### Your instructions
Exactly repeat all the records below, omitting the images they hold.

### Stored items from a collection
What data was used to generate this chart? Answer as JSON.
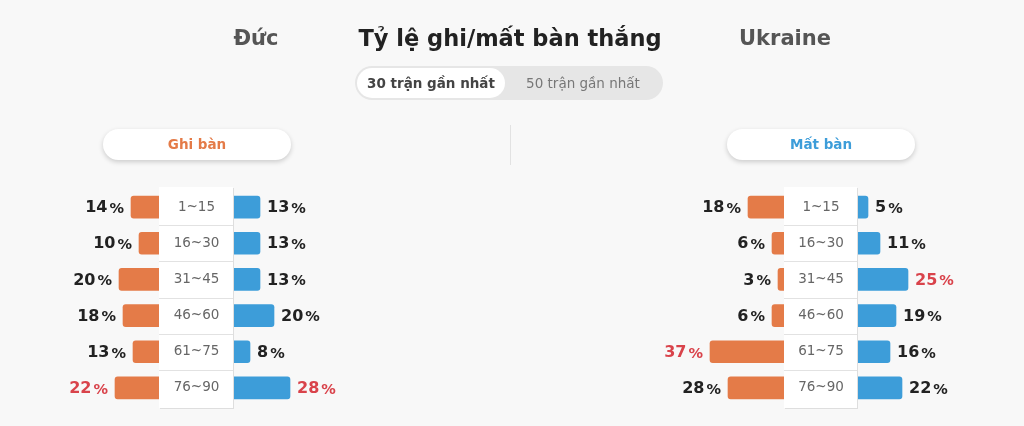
{
  "chart_data": [
    {
      "type": "other",
      "title": "Tỷ lệ ghi/mất bàn thắng",
      "annotations": [
        "Đức",
        "Ukraine",
        "30 trận gần nhất",
        "50 trận gần nhất",
        "Ghi bàn",
        "Mất bàn"
      ]
    },
    {
      "type": "bar",
      "orientation": "horizontal",
      "categories": [
        "1~15",
        "16~30",
        "31~45",
        "46~60",
        "61~75",
        "76~90"
      ],
      "color": "#e47b48",
      "values": [
        14,
        10,
        20,
        18,
        13,
        22
      ],
      "value_labels": [
        "14%",
        "10%",
        "20%",
        "18%",
        "13%",
        "22%"
      ]
    },
    {
      "type": "bar",
      "orientation": "horizontal",
      "categories": [
        null,
        null,
        null,
        null,
        null,
        null
      ],
      "color": "#3d9dd9",
      "values": [
        13,
        13,
        13,
        20,
        8,
        28
      ],
      "value_labels": [
        "13%",
        "13%",
        "13%",
        "20%",
        "8%",
        "28%"
      ]
    },
    {
      "type": "bar",
      "orientation": "horizontal",
      "categories": [
        "1~15",
        "16~30",
        "31~45",
        "46~60",
        "61~75",
        "76~90"
      ],
      "color": "#e47b48",
      "values": [
        18,
        6,
        3,
        6,
        37,
        28
      ],
      "value_labels": [
        "18%",
        "6%",
        "3%",
        "6%",
        "37%",
        "28%"
      ]
    },
    {
      "type": "bar",
      "orientation": "horizontal",
      "categories": [
        null,
        null,
        null,
        null,
        null,
        null
      ],
      "color": "#3d9dd9",
      "values": [
        5,
        11,
        25,
        19,
        16,
        22
      ],
      "value_labels": [
        "5%",
        "11%",
        "25%",
        "19%",
        "16%",
        "22%"
      ]
    }
  ]
}
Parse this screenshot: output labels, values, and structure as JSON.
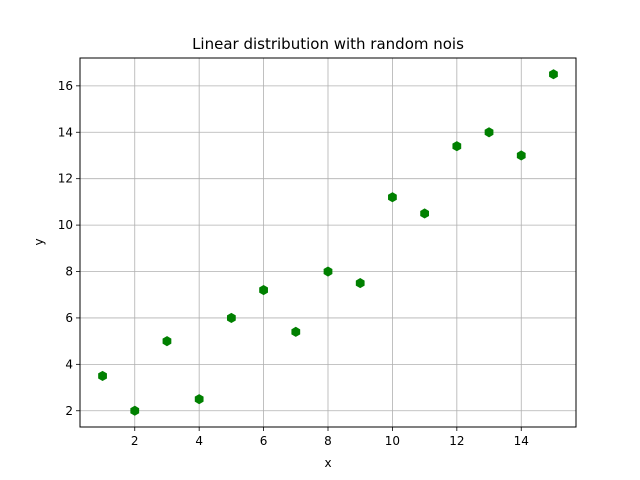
{
  "chart_data": {
    "type": "scatter",
    "title": "Linear distribution with random nois",
    "xlabel": "x",
    "ylabel": "y",
    "xlim": [
      0.3,
      15.7
    ],
    "ylim": [
      1.3,
      17.2
    ],
    "xticks": [
      2,
      4,
      6,
      8,
      10,
      12,
      14
    ],
    "yticks": [
      2,
      4,
      6,
      8,
      10,
      12,
      14,
      16
    ],
    "grid": true,
    "marker": "hexagon",
    "color": "#008000",
    "points": [
      {
        "x": 1,
        "y": 3.5
      },
      {
        "x": 2,
        "y": 2.0
      },
      {
        "x": 3,
        "y": 5.0
      },
      {
        "x": 4,
        "y": 2.5
      },
      {
        "x": 5,
        "y": 6.0
      },
      {
        "x": 6,
        "y": 7.2
      },
      {
        "x": 7,
        "y": 5.4
      },
      {
        "x": 8,
        "y": 8.0
      },
      {
        "x": 9,
        "y": 7.5
      },
      {
        "x": 10,
        "y": 11.2
      },
      {
        "x": 11,
        "y": 10.5
      },
      {
        "x": 12,
        "y": 13.4
      },
      {
        "x": 13,
        "y": 14.0
      },
      {
        "x": 14,
        "y": 13.0
      },
      {
        "x": 15,
        "y": 16.5
      }
    ]
  }
}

### Solved exercise
What data was used to generate this chart? Answer as JSON.
{
  "chart_data": [
    {
      "type": "other",
      "title": "Tỷ lệ ghi/mất bàn thắng",
      "annotations": [
        "Đức",
        "Ukraine",
        "30 trận gần nhất",
        "50 trận gần nhất",
        "Ghi bàn",
        "Mất bàn"
      ]
    },
    {
      "type": "bar",
      "orientation": "horizontal",
      "categories": [
        "1~15",
        "16~30",
        "31~45",
        "46~60",
        "61~75",
        "76~90"
      ],
      "color": "#e47b48",
      "values": [
        14,
        10,
        20,
        18,
        13,
        22
      ],
      "value_labels": [
        "14%",
        "10%",
        "20%",
        "18%",
        "13%",
        "22%"
      ]
    },
    {
      "type": "bar",
      "orientation": "horizontal",
      "categories": [
        null,
        null,
        null,
        null,
        null,
        null
      ],
      "color": "#3d9dd9",
      "values": [
        13,
        13,
        13,
        20,
        8,
        28
      ],
      "value_labels": [
        "13%",
        "13%",
        "13%",
        "20%",
        "8%",
        "28%"
      ]
    },
    {
      "type": "bar",
      "orientation": "horizontal",
      "categories": [
        "1~15",
        "16~30",
        "31~45",
        "46~60",
        "61~75",
        "76~90"
      ],
      "color": "#e47b48",
      "values": [
        18,
        6,
        3,
        6,
        37,
        28
      ],
      "value_labels": [
        "18%",
        "6%",
        "3%",
        "6%",
        "37%",
        "28%"
      ]
    },
    {
      "type": "bar",
      "orientation": "horizontal",
      "categories": [
        null,
        null,
        null,
        null,
        null,
        null
      ],
      "color": "#3d9dd9",
      "values": [
        5,
        11,
        25,
        19,
        16,
        22
      ],
      "value_labels": [
        "5%",
        "11%",
        "25%",
        "19%",
        "16%",
        "22%"
      ]
    }
  ]
}
Parse this screenshot: output labels, values, and structure as JSON.
{
  "chart_data": {
    "type": "scatter",
    "title": "Linear distribution with random nois",
    "xlabel": "x",
    "ylabel": "y",
    "xlim": [
      0.3,
      15.7
    ],
    "ylim": [
      1.3,
      17.2
    ],
    "xticks": [
      2,
      4,
      6,
      8,
      10,
      12,
      14
    ],
    "yticks": [
      2,
      4,
      6,
      8,
      10,
      12,
      14,
      16
    ],
    "grid": true,
    "marker": "hexagon",
    "color": "#008000",
    "points": [
      {
        "x": 1,
        "y": 3.5
      },
      {
        "x": 2,
        "y": 2.0
      },
      {
        "x": 3,
        "y": 5.0
      },
      {
        "x": 4,
        "y": 2.5
      },
      {
        "x": 5,
        "y": 6.0
      },
      {
        "x": 6,
        "y": 7.2
      },
      {
        "x": 7,
        "y": 5.4
      },
      {
        "x": 8,
        "y": 8.0
      },
      {
        "x": 9,
        "y": 7.5
      },
      {
        "x": 10,
        "y": 11.2
      },
      {
        "x": 11,
        "y": 10.5
      },
      {
        "x": 12,
        "y": 13.4
      },
      {
        "x": 13,
        "y": 14.0
      },
      {
        "x": 14,
        "y": 13.0
      },
      {
        "x": 15,
        "y": 16.5
      }
    ]
  }
}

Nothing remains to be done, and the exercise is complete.